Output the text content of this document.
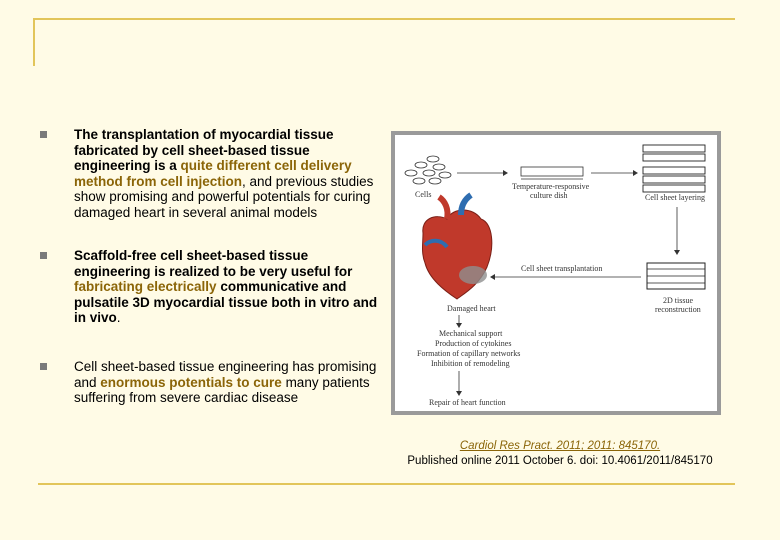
The transplantation of myocardial tissue fabricated by cell sheet-based tissue engineering is a quite different cell delivery method from cell injection, and previous studies show promising and powerful potentials for curing damaged heart in several animal models
Scaffold-free cell sheet-based tissue engineering is realized to be very useful for fabricating electrically communicative and pulsatile 3D myocardial tissue both in vitro and in vivo.
Cell sheet-based tissue engineering has promising and enormous potentials to cure many patients suffering from severe cardiac disease
Cells
Temperature-responsive
culture dish	Cell sheet layering
2D tissue
reconstruction
Cell sheet transplantation
Damaged heart
Mechanical support
Production of cytokines
Formation of capillary networks
Inhibition of remodeling
Repair of heart function
Cardiol Res Pract. 2011; 2011: 845170.
Published online 2011 October 6. doi: 10.4061/2011/845170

■ ■ ■ ■ ■

PROBLEM => Verbatim copy without images: write the records above out in full.

ANSWER BOX =>
Output the text content of this document.
The transplantation of myocardial tissue fabricated by cell sheet-based tissue engineering is a quite different cell delivery method from cell injection, and previous studies show promising and powerful potentials for curing damaged heart in several animal models
Scaffold-free cell sheet-based tissue engineering is realized to be very useful for fabricating electrically communicative and pulsatile 3D myocardial tissue both in vitro and in vivo.
Cell sheet-based tissue engineering has promising and enormous potentials to cure many patients suffering from severe cardiac disease
Cells
Temperature-responsive
culture dish	Cell sheet layering
2D tissue
reconstruction
Cell sheet transplantation
Damaged heart
Mechanical support
Production of cytokines
Formation of capillary networks
Inhibition of remodeling
Repair of heart function
Cardiol Res Pract. 2011; 2011: 845170.
Published online 2011 October 6. doi: 10.4061/2011/845170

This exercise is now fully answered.